§ **Goal**
Wherever "material" appears in a line, copy that line.

§ **Records provided**
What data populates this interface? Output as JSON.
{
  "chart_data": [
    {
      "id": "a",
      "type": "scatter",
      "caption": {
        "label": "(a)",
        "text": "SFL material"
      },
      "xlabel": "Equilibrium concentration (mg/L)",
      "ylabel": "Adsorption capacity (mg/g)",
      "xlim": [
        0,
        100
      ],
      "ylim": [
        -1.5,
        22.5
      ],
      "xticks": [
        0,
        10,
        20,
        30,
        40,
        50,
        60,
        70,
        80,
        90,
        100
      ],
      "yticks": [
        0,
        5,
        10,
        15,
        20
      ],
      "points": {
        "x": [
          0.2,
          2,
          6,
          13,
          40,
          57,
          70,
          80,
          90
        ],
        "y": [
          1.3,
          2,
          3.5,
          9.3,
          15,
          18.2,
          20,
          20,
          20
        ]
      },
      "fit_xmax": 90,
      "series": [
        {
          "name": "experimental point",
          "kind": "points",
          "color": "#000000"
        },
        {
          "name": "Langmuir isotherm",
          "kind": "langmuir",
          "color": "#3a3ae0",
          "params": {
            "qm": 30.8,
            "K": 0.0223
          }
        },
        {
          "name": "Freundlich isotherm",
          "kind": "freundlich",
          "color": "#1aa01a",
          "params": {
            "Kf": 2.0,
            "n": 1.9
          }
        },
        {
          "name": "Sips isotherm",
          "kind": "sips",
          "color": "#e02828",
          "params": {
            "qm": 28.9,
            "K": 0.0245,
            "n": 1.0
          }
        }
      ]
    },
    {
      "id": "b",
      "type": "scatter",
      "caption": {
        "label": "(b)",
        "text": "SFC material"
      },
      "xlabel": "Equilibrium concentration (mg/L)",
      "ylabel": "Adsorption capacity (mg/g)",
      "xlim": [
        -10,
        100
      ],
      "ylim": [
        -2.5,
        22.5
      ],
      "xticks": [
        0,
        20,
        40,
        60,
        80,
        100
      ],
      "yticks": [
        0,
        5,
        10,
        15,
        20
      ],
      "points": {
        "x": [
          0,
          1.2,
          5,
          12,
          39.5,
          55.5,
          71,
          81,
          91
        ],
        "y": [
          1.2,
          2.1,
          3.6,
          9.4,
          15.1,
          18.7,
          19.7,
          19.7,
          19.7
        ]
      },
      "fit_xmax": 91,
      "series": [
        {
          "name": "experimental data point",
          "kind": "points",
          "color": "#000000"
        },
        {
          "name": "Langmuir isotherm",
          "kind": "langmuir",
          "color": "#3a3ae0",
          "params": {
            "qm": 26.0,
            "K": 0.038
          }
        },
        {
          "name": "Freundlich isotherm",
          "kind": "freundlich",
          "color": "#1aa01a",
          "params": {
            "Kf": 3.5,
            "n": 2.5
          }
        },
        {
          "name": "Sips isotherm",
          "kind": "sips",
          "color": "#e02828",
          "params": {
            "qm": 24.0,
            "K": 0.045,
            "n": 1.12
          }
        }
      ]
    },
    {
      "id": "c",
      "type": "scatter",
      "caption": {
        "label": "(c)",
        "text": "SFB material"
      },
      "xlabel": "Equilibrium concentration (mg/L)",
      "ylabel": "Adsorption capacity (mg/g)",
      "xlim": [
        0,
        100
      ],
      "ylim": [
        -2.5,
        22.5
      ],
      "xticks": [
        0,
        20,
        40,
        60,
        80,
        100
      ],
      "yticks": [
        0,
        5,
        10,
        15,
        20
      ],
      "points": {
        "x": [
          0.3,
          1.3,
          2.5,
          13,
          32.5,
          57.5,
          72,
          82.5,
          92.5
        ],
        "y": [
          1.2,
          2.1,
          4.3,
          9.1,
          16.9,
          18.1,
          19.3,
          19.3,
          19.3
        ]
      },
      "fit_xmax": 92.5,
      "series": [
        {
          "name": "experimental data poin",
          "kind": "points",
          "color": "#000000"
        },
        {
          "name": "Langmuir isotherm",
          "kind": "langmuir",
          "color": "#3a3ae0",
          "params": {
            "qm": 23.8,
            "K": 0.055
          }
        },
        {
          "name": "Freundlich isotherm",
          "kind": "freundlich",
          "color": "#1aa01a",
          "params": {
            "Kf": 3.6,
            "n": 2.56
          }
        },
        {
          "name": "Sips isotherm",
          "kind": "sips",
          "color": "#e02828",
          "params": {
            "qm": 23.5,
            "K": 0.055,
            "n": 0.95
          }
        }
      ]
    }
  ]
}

§ **Exercise answer**
        "text": "SFL material"
        "text": "SFC material"
        "text": "SFB material"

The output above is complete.